| TASK DETAILS |
Lines below that include the word "Topology" should each be copied.

| ENTRIES SUPPLIED |
- - - -

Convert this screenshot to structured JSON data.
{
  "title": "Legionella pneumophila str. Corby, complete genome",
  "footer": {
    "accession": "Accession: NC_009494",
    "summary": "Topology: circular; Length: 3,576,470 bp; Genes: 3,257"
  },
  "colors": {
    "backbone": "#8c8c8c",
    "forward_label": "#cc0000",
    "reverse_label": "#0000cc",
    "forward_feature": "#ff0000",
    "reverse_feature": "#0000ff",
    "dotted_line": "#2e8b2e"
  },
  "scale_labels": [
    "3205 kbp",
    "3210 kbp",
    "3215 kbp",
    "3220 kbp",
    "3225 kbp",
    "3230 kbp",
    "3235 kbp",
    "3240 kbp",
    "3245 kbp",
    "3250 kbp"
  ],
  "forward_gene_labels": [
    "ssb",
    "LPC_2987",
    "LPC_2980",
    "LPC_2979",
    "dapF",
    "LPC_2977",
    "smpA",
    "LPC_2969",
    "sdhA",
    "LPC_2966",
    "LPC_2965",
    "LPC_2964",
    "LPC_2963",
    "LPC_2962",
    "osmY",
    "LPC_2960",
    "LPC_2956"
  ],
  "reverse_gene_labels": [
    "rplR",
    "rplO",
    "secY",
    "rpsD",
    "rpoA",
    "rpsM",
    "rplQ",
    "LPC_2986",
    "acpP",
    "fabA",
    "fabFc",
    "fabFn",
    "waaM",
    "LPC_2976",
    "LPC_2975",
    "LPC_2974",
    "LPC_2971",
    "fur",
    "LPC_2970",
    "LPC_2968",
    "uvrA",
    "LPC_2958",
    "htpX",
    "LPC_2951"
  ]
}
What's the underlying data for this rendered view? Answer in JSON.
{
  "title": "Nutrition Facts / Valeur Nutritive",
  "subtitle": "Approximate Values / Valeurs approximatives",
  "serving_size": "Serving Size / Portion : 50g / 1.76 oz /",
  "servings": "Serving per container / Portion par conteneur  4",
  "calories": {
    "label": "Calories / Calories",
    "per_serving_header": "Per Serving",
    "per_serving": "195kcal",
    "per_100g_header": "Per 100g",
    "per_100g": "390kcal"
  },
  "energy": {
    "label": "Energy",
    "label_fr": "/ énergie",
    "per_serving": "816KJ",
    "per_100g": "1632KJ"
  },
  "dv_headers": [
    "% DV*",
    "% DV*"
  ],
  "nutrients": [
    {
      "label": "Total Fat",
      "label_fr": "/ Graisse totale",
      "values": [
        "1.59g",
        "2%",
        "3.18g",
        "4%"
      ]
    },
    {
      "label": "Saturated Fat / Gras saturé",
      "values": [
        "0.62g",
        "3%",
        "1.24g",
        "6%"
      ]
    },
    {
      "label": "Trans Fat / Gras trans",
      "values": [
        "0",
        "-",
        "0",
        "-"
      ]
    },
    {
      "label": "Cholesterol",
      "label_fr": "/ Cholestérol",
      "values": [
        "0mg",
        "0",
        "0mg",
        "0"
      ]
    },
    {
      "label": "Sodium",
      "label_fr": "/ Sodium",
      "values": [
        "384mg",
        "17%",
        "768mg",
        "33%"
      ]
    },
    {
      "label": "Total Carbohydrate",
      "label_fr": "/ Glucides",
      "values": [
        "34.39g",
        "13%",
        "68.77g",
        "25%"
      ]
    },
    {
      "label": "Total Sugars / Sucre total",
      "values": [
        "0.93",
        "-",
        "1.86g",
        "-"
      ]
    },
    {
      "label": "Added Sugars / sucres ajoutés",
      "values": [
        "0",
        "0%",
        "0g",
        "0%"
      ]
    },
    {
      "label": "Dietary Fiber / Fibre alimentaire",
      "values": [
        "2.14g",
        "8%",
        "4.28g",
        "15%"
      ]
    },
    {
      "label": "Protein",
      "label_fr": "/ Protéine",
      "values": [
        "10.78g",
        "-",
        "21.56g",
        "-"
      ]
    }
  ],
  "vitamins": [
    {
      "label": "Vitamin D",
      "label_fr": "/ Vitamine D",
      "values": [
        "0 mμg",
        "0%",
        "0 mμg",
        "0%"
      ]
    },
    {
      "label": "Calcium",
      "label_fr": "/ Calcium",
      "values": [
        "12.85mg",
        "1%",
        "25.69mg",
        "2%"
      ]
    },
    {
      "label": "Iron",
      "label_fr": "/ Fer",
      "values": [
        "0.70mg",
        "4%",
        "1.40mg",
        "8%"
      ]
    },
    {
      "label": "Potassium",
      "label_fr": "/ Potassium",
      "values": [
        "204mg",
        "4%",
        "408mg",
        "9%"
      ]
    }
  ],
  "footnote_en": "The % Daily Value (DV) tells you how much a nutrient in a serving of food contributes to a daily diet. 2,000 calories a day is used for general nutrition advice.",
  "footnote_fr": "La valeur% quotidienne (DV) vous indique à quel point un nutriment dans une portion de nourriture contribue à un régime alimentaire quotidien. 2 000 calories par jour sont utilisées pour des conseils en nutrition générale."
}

- - - -

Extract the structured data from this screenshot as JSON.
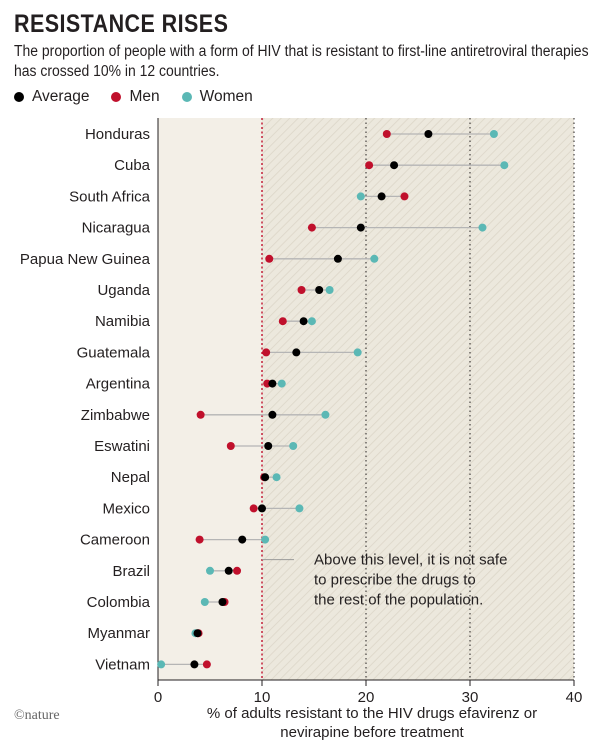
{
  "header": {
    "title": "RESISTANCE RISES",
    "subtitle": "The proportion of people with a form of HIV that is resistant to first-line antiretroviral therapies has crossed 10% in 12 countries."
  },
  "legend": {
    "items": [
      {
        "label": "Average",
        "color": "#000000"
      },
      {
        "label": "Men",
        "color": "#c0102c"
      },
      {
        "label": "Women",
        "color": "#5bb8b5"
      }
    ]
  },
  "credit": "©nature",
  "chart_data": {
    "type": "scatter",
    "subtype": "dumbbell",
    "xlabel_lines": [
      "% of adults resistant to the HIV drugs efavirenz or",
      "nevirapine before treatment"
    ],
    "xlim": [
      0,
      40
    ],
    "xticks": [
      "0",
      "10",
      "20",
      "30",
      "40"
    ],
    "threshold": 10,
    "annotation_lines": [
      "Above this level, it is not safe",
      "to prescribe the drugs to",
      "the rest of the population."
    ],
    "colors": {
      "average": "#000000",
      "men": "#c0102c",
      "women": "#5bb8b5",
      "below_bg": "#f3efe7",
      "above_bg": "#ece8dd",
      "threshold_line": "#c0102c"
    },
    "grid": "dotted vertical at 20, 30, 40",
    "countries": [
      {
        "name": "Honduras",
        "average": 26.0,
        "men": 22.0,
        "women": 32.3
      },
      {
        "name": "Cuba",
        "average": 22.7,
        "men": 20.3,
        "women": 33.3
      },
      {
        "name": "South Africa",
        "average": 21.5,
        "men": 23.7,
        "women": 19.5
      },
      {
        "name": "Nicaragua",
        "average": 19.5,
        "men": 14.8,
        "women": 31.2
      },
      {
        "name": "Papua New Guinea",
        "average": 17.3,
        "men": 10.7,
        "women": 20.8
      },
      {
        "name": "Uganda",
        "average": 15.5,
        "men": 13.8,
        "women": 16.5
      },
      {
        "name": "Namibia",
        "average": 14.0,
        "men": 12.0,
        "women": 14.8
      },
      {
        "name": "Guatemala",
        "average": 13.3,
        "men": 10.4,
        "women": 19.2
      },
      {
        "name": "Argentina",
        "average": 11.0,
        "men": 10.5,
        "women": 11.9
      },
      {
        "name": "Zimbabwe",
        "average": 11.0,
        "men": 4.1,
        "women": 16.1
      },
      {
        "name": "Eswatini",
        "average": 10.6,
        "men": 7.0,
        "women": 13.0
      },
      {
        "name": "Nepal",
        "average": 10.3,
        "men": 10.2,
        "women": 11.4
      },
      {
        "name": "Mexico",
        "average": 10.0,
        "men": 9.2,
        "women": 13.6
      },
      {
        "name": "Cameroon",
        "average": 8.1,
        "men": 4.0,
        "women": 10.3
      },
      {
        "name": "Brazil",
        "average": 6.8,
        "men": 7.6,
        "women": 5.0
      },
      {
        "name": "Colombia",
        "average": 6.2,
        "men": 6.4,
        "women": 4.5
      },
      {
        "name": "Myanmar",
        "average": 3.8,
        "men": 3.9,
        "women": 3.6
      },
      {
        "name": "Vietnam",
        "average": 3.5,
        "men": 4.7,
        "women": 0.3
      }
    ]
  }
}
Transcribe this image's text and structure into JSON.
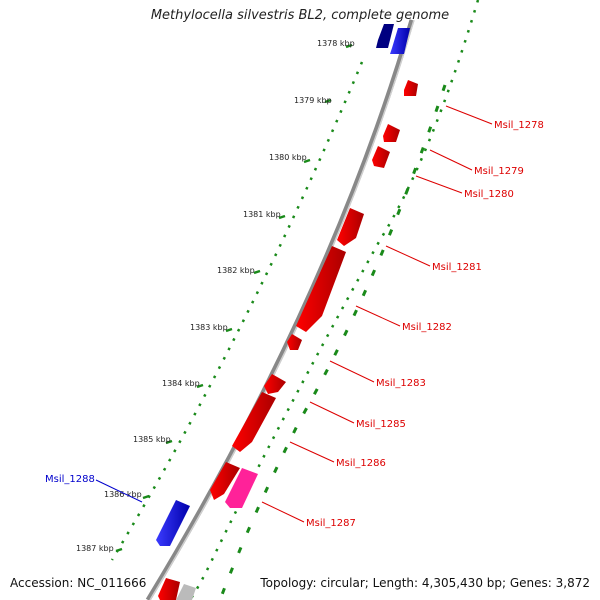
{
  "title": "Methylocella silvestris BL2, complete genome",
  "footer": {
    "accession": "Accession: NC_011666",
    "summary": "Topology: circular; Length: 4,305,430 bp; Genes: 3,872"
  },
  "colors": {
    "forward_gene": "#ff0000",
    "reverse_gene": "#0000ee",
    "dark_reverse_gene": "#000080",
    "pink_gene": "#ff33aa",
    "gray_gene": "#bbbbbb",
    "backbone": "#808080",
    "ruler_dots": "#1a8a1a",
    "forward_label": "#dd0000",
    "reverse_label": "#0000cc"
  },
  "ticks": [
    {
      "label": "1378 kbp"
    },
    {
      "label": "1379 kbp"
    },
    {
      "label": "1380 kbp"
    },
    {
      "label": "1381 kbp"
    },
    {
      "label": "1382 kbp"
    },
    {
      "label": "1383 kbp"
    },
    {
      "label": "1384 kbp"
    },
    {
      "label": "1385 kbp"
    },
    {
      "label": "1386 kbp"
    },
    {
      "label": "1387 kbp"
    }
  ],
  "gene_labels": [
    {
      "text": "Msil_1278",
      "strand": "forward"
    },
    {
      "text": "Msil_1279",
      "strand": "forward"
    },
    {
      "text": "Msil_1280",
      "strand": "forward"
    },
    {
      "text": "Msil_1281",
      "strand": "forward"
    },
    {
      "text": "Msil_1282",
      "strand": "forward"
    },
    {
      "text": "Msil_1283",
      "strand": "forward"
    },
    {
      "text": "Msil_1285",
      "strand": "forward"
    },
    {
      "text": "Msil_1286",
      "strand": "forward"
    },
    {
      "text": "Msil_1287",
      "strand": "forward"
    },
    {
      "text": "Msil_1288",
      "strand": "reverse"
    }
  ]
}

- - - -

| ANSWER SPACE |
    "summary": "Topology: circular; Length: 3,576,470 bp; Genes: 3,257"
    "summary": "Topology: circular; Length: 4,305,430 bp; Genes: 3,872"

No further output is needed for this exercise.